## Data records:

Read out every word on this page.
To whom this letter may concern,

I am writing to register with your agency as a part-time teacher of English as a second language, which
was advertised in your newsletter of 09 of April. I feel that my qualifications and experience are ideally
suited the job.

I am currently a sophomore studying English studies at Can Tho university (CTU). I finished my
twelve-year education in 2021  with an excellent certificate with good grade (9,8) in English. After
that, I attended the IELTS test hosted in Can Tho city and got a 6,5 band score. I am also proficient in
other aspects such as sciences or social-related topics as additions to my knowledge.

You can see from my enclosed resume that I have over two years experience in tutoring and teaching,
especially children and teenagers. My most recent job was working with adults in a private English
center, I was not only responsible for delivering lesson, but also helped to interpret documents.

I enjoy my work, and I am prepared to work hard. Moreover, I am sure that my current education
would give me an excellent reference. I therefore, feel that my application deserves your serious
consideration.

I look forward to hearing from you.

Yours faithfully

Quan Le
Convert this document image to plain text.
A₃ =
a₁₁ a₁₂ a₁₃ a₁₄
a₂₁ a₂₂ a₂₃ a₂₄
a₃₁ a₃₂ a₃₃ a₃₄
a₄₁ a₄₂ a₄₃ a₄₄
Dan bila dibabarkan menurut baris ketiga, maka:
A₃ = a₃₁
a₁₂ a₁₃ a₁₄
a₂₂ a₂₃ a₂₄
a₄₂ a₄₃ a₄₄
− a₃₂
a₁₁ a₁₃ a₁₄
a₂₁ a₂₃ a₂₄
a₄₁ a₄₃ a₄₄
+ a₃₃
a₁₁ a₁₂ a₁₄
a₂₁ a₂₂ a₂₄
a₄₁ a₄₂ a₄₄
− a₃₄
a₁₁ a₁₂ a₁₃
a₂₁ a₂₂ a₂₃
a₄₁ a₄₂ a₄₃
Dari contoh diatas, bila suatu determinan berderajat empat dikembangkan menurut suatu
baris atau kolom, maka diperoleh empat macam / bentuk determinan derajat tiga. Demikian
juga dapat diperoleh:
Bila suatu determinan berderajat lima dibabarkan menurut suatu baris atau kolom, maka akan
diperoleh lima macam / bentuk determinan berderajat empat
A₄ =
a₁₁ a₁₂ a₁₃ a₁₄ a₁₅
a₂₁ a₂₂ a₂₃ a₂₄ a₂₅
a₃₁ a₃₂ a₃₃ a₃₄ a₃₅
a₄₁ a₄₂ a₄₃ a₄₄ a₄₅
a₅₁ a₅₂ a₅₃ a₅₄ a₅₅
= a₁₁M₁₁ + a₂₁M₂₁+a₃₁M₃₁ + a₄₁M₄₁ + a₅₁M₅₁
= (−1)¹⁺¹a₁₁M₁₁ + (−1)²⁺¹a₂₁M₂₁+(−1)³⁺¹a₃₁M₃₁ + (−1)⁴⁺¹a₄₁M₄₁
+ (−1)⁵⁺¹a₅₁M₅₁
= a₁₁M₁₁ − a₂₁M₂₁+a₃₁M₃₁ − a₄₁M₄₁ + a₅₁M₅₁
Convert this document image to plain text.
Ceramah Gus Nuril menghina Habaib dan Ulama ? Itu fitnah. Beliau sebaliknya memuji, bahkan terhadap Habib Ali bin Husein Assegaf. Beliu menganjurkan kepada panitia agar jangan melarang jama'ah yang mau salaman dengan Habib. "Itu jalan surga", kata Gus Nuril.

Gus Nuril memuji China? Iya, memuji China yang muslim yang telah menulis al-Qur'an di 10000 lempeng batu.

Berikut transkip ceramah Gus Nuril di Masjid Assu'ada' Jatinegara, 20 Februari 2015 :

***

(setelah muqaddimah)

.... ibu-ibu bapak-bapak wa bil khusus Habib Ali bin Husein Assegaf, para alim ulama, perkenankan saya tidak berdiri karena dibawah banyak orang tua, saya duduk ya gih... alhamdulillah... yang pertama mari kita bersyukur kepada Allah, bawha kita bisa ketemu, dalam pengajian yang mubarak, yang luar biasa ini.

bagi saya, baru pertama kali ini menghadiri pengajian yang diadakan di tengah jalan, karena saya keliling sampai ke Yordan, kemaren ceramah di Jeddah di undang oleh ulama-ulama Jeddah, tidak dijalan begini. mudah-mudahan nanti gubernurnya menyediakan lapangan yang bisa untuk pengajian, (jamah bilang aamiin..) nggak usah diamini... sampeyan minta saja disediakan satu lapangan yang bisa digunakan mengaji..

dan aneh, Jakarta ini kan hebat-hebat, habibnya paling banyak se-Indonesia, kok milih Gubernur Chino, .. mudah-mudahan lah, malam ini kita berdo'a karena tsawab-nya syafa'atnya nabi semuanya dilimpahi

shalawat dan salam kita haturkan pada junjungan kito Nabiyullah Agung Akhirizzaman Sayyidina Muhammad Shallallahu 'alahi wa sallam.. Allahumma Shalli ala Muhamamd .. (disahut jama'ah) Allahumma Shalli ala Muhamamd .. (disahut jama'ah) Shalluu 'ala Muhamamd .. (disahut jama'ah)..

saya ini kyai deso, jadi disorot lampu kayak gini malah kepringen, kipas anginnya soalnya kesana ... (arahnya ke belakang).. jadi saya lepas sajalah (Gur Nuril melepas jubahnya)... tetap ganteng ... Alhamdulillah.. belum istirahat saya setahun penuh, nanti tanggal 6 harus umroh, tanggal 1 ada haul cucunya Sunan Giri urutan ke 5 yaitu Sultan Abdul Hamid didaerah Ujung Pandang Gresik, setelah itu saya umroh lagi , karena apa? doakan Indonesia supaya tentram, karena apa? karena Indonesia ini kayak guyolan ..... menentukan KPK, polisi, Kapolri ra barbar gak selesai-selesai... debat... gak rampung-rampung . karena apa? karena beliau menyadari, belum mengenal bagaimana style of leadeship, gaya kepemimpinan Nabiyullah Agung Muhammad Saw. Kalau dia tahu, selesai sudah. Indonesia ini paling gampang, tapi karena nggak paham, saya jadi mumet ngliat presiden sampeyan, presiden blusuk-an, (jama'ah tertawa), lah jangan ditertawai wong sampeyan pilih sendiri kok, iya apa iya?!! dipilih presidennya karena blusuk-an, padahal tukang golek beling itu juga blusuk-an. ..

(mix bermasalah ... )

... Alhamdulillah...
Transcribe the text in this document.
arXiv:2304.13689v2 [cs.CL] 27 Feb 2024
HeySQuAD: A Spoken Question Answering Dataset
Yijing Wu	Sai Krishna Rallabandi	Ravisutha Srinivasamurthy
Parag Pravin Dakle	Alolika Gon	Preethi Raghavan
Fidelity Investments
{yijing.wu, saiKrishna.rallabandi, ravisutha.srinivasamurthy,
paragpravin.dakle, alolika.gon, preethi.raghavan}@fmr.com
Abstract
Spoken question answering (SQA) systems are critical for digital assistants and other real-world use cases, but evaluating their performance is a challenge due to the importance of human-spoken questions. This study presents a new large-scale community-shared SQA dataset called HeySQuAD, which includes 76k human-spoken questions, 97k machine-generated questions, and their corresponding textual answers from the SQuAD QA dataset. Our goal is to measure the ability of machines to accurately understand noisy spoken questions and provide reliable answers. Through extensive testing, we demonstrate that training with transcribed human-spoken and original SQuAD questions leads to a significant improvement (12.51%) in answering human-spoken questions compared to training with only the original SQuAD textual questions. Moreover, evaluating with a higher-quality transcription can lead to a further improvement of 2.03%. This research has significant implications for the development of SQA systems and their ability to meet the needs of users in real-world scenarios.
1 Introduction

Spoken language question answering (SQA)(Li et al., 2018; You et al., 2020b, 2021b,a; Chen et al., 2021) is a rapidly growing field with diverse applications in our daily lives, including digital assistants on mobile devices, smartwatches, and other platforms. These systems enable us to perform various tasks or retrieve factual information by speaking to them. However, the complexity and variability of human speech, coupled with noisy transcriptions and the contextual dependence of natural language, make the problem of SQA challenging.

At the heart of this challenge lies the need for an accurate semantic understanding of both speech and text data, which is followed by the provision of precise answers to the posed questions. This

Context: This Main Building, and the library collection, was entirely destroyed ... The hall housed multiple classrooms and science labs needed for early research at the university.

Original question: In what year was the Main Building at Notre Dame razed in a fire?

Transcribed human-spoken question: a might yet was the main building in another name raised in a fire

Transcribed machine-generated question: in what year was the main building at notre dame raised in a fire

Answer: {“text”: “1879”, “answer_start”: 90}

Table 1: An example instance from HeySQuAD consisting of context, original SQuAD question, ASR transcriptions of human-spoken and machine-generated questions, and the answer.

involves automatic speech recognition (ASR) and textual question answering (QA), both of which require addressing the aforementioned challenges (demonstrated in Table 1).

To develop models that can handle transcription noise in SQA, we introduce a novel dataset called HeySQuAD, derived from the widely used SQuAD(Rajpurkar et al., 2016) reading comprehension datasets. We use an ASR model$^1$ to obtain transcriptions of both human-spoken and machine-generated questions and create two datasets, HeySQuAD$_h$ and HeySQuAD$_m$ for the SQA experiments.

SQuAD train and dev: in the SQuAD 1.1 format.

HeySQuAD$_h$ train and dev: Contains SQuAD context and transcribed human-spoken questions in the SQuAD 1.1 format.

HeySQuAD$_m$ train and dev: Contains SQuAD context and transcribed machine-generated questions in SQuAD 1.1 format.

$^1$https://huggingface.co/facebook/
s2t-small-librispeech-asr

## EXERCISE DESCRIPTION:
State only the count of lines above that hold the string "atau".

## WORKED ANSWER:
2